■ Task description
What is the number of lines containing the word "EURUSDm"? Please answer with that number and nothing more.

━━━━━ Recorded data

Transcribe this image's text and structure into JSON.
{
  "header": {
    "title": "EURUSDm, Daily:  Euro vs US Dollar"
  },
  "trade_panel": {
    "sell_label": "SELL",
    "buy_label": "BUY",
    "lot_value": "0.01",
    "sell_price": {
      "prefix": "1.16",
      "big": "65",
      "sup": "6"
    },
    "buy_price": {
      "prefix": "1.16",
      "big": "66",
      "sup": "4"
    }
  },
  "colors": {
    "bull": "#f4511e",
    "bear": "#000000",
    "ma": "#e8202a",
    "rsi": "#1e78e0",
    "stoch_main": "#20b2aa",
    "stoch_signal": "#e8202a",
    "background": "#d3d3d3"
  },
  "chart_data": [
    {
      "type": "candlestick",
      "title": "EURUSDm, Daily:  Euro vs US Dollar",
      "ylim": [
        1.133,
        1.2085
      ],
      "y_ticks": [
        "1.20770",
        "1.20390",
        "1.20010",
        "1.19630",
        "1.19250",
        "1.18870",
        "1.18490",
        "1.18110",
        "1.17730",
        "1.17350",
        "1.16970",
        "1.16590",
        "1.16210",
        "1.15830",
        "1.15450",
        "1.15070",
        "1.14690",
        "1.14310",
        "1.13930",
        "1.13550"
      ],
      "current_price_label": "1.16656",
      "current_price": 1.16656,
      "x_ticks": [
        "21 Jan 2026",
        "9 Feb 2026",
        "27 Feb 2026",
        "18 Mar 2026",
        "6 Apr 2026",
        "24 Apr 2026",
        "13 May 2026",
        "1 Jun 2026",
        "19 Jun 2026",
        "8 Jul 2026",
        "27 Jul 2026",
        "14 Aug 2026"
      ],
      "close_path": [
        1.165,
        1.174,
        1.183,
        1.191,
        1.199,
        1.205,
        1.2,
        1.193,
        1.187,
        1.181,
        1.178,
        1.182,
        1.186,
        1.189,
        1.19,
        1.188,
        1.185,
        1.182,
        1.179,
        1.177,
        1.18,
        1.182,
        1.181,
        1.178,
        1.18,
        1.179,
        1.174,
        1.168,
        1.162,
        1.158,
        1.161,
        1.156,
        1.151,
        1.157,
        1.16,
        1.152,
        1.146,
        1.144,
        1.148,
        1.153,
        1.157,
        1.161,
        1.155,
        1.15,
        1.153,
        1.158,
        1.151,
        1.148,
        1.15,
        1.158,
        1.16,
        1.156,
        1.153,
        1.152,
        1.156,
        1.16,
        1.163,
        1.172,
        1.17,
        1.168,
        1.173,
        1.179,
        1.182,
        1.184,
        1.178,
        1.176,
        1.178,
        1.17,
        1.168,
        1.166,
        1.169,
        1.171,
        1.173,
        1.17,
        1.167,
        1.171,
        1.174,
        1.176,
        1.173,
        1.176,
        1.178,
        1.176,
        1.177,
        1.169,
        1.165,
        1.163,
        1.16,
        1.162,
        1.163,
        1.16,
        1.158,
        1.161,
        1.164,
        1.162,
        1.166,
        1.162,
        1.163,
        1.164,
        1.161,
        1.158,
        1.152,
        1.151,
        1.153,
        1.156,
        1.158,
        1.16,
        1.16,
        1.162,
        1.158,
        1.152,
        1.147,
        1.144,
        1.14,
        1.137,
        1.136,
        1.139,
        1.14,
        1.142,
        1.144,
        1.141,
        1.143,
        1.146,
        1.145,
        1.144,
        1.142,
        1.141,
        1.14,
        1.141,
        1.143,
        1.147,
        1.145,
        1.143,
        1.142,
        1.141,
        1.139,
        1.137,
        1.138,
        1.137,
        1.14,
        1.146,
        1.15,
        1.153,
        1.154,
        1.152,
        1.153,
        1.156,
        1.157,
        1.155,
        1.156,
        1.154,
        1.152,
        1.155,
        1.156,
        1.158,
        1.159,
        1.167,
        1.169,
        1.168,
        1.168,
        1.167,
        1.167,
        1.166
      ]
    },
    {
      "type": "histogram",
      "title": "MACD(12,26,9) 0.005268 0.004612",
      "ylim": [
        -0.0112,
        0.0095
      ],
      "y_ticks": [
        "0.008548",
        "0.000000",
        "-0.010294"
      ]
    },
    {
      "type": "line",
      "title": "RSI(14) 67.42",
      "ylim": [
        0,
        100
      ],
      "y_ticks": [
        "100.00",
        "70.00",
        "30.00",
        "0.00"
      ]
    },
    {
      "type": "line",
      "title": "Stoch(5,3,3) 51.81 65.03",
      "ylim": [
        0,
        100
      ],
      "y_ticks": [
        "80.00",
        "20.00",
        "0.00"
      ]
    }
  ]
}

━━━━━━━━━━

■ Result
2